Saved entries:
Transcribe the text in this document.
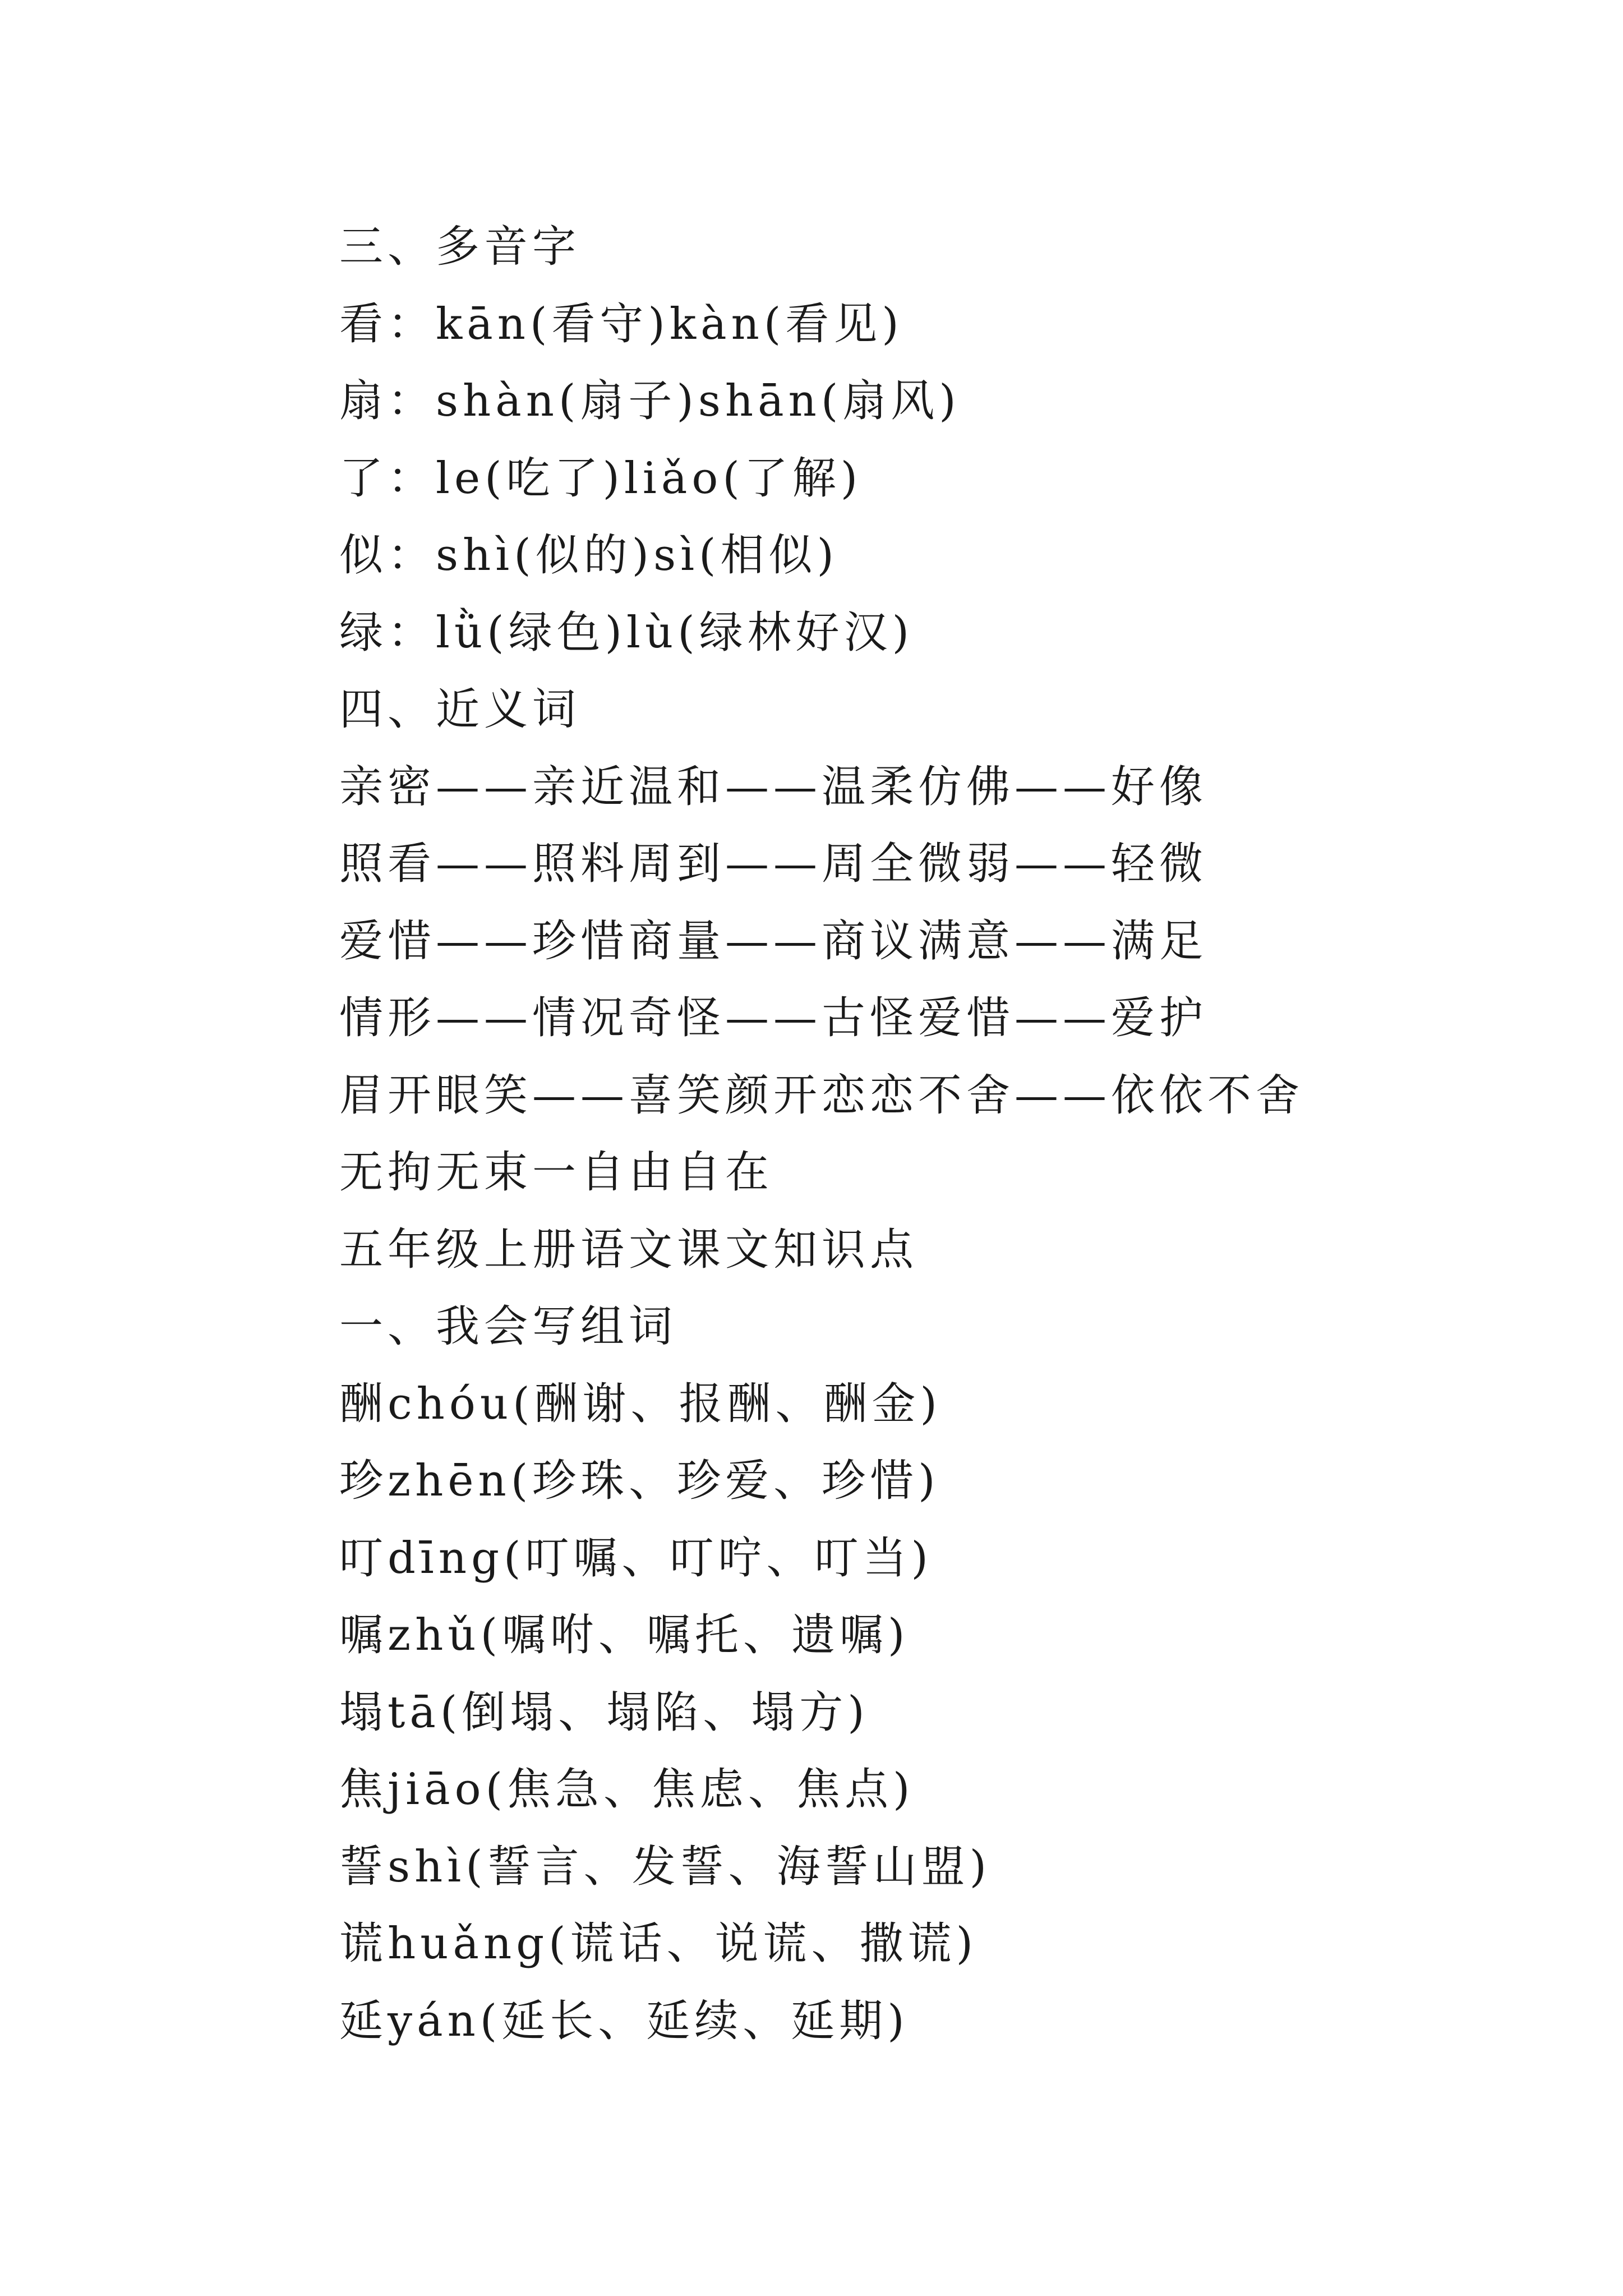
三、多音字
看：kān(看守)kàn(看见)
扇：shàn(扇子)shān(扇风)
了：le(吃了)liǎo(了解)
似：shì(似的)sì(相似)
绿：lǜ(绿色)lù(绿林好汉)
四、近义词
亲密——亲近温和——温柔仿佛——好像
照看——照料周到——周全微弱——轻微
爱惜——珍惜商量——商议满意——满足
情形——情况奇怪——古怪爱惜——爱护
眉开眼笑——喜笑颜开恋恋不舍——依依不舍
无拘无束一自由自在
五年级上册语文课文知识点
一、我会写组词
酬chóu(酬谢、报酬、酬金)
珍zhēn(珍珠、珍爱、珍惜)
叮dīng(叮嘱、叮咛、叮当)
嘱zhǔ(嘱咐、嘱托、遗嘱)
塌tā(倒塌、塌陷、塌方)
焦jiāo(焦急、焦虑、焦点)
誓shì(誓言、发誓、海誓山盟)
谎huǎng(谎话、说谎、撒谎)
延yán(延长、延续、延期)
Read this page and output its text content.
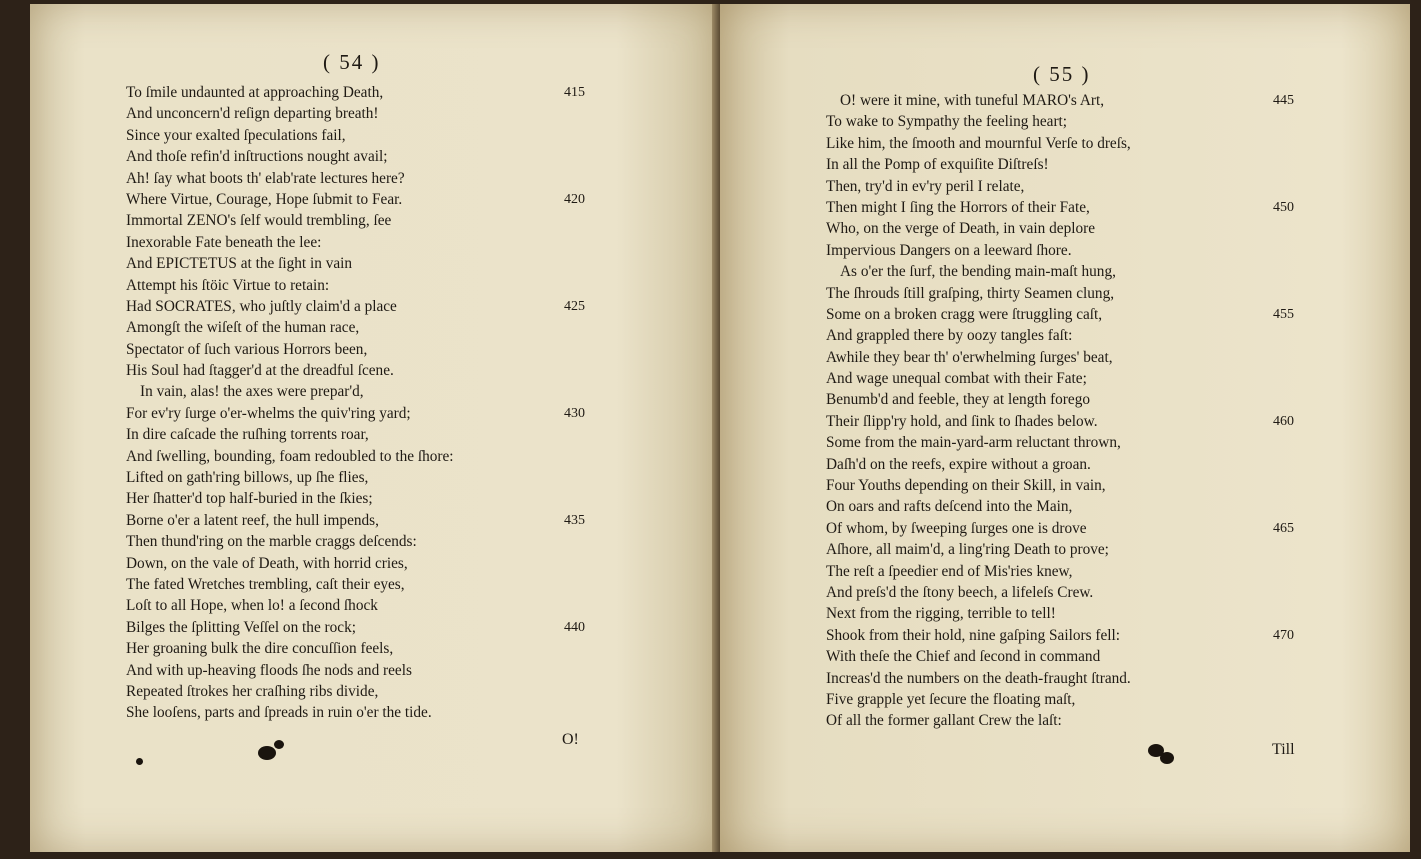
( 54 )
To ſmile undaunted at approaching Death,	415
And unconcern'd reſign departing breath!
Since your exalted ſpeculations fail,
And thoſe refin'd inſtructions nought avail;
Ah! ſay what boots th' elab'rate lectures here?
Where Virtue, Courage, Hope ſubmit to Fear.	420
Immortal ZENO's ſelf would trembling, ſee
Inexorable Fate beneath the lee:
And EPICTETUS at the ſight in vain
Attempt his ſtöic Virtue to retain:
Had SOCRATES, who juſtly claim'd a place	425
Amongſt the wiſeſt of the human race,
Spectator of ſuch various Horrors been,
His Soul had ſtagger'd at the dreadful ſcene.
In vain, alas! the axes were prepar'd,
For ev'ry ſurge o'er-whelms the quiv'ring yard;	430
In dire caſcade the ruſhing torrents roar,
And ſwelling, bounding, foam redoubled to the ſhore:
Lifted on gath'ring billows, up ſhe flies,
Her ſhatter'd top half-buried in the ſkies;
Borne o'er a latent reef, the hull impends,	435
Then thund'ring on the marble craggs deſcends:
Down, on the vale of Death, with horrid cries,
The fated Wretches trembling, caſt their eyes,
Loſt to all Hope, when lo! a ſecond ſhock
Bilges the ſplitting Veſſel on the rock;	440
Her groaning bulk the dire concuſſion feels,
And with up-heaving floods ſhe nods and reels
Repeated ſtrokes her craſhing ribs divide,
She looſens, parts and ſpreads in ruin o'er the tide.
O!
( 55 )
O! were it mine, with tuneful MARO's Art,	445
To wake to Sympathy the feeling heart;
Like him, the ſmooth and mournful Verſe to dreſs,
In all the Pomp of exquiſite Diſtreſs!
Then, try'd in ev'ry peril I relate,
Then might I ſing the Horrors of their Fate,	450
Who, on the verge of Death, in vain deplore
Impervious Dangers on a leeward ſhore.
As o'er the ſurf, the bending main-maſt hung,
The ſhrouds ſtill graſping, thirty Seamen clung,
Some on a broken cragg were ſtruggling caſt,	455
And grappled there by oozy tangles faſt:
Awhile they bear th' o'erwhelming ſurges' beat,
And wage unequal combat with their Fate;
Benumb'd and feeble, they at length forego
Their ſlipp'ry hold, and ſink to ſhades below.	460
Some from the main-yard-arm reluctant thrown,
Daſh'd on the reefs, expire without a groan.
Four Youths depending on their Skill, in vain,
On oars and rafts deſcend into the Main,
Of whom, by ſweeping ſurges one is drove	465
Aſhore, all maim'd, a ling'ring Death to prove;
The reſt a ſpeedier end of Mis'ries knew,
And preſs'd the ſtony beech, a lifeleſs Crew.
Next from the rigging, terrible to tell!
Shook from their hold, nine gaſping Sailors fell:	470
With theſe the Chief and ſecond in command
Increas'd the numbers on the death-fraught ſtrand.
Five grapple yet ſecure the floating maſt,
Of all the former gallant Crew the laſt:
Till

Task brief. State the count of lines above containing the string "Virtue", and add nothing to it.

The solution. 2